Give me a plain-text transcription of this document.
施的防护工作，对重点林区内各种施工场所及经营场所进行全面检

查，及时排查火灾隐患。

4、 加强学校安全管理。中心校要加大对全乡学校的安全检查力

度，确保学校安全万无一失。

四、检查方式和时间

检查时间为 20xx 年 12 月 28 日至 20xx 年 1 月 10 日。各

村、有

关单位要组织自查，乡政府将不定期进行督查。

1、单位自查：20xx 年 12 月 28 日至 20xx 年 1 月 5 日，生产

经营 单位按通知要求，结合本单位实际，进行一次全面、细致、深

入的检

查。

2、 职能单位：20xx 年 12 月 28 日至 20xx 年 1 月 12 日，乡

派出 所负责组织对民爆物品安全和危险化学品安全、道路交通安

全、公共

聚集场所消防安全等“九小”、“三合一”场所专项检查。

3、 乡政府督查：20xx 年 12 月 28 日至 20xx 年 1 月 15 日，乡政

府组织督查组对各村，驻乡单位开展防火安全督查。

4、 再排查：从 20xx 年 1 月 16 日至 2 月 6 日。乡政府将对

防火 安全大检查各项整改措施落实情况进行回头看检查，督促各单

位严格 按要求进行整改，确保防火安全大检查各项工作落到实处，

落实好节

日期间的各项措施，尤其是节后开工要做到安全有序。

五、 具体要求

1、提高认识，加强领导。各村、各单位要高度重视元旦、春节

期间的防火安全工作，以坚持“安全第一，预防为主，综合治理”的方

### Your objective
Write the listing out again, exactly as shown above.

### Exercise response
Give me a plain-text transcription of this document.
施的防护工作，对重点林区内各种施工场所及经营场所进行全面检

查，及时排查火灾隐患。

4、 加强学校安全管理。中心校要加大对全乡学校的安全检查力

度，确保学校安全万无一失。

四、检查方式和时间

检查时间为 20xx 年 12 月 28 日至 20xx 年 1 月 10 日。各

村、有

关单位要组织自查，乡政府将不定期进行督查。

1、单位自查：20xx 年 12 月 28 日至 20xx 年 1 月 5 日，生产

经营 单位按通知要求，结合本单位实际，进行一次全面、细致、深

入的检

查。

2、 职能单位：20xx 年 12 月 28 日至 20xx 年 1 月 12 日，乡

派出 所负责组织对民爆物品安全和危险化学品安全、道路交通安

全、公共

聚集场所消防安全等“九小”、“三合一”场所专项检查。

3、 乡政府督查：20xx 年 12 月 28 日至 20xx 年 1 月 15 日，乡政

府组织督查组对各村，驻乡单位开展防火安全督查。

4、 再排查：从 20xx 年 1 月 16 日至 2 月 6 日。乡政府将对

防火 安全大检查各项整改措施落实情况进行回头看检查，督促各单

位严格 按要求进行整改，确保防火安全大检查各项工作落到实处，

落实好节

日期间的各项措施，尤其是节后开工要做到安全有序。

五、 具体要求

1、提高认识，加强领导。各村、各单位要高度重视元旦、春节

期间的防火安全工作，以坚持“安全第一，预防为主，综合治理”的方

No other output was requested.